- [SOURCE EXCERPT]
######
The synthesis proposed by the urban regimes approach takes into consideration, firstly, that in a capitalist economy there is always a strong possibility that there will be a “systemic bias” in urban politics favouring economic interests. That has always been the case in the United States, where towns collect their main fiscal revenues from the presence of companies. It is also increasingly the case in French towns where, although the resources distributed by the state or from social redistribution systems play a greater part in the local economy, it is nevertheless true that the elected officials have their eyes fixed on the departures and the arrivals of companies. These pressures exerted on urban government in a capitalist regime lead to, according to these authors, the constitution of government coalitions, “urban regimes”, bonding government institutions and certain major economic interests in a lasting relationship. Furthermore, the regimes theory is more interested in the nature of the relationships linking the actors involved, and draws conclusions close to those of the pluralists. The systems of urban actors of American towns are characterized by a high level of complexity, fragmentation, and interdependence amongst actors and by the dispersion of resources. The central challenge of urban governance — it is no longer time for the elected entities to decide unilaterally, but to “introduce enough cooperation between the various elements that constitute the community in order to actually make things happen” (Stone, 1989, p. 227). Thus, the situations that pluralism entails render futile the resort to hierarchical leadership as a coordination mode. Cooperation comes instead from the capacity of elected officials and their administration to interest actors in their urban policies. This capacity comes from the stabilisation of governance arrangements, from the relations of trust and reciprocity between autonomous and interdependent actors. The relations are self perpetuating thanks to modes of action and interaction that do not question the autonomy of actors. Little by little, the stabilisation of these trusting relationships generates a capacity to cooperate and act collectively. The regime becomes the matrix for the city’s capacity for collective action. Identified as such by coalition members, the regime becomes an asset worthy of being protected by each participant.
######
- [AIM]
In the urban regimes passage, where do towns in the United States collect their main fiscal revenues from?

- [RECORDS SUPPLIED]
######
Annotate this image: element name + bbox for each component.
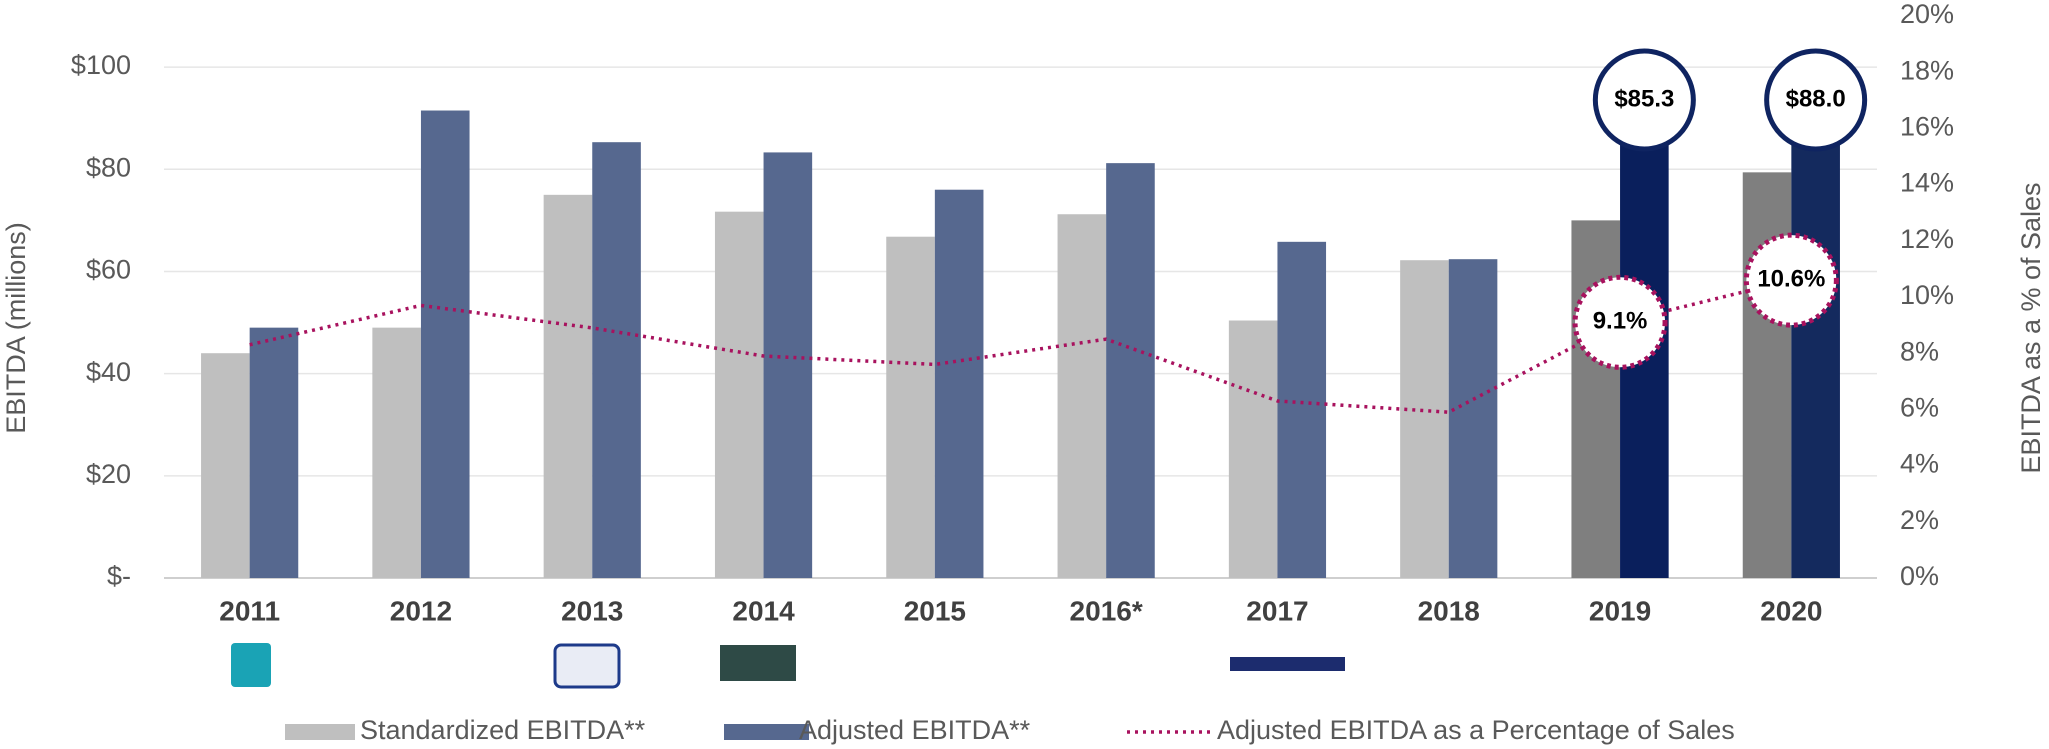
######
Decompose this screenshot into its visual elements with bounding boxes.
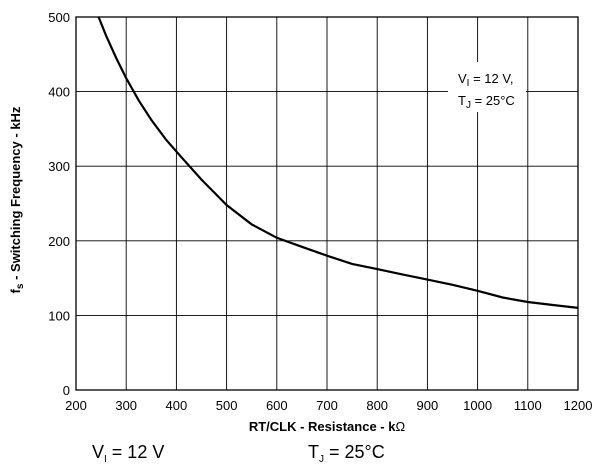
######
- [ANSWER TO THIS EXERCISE]
From the presence of companies.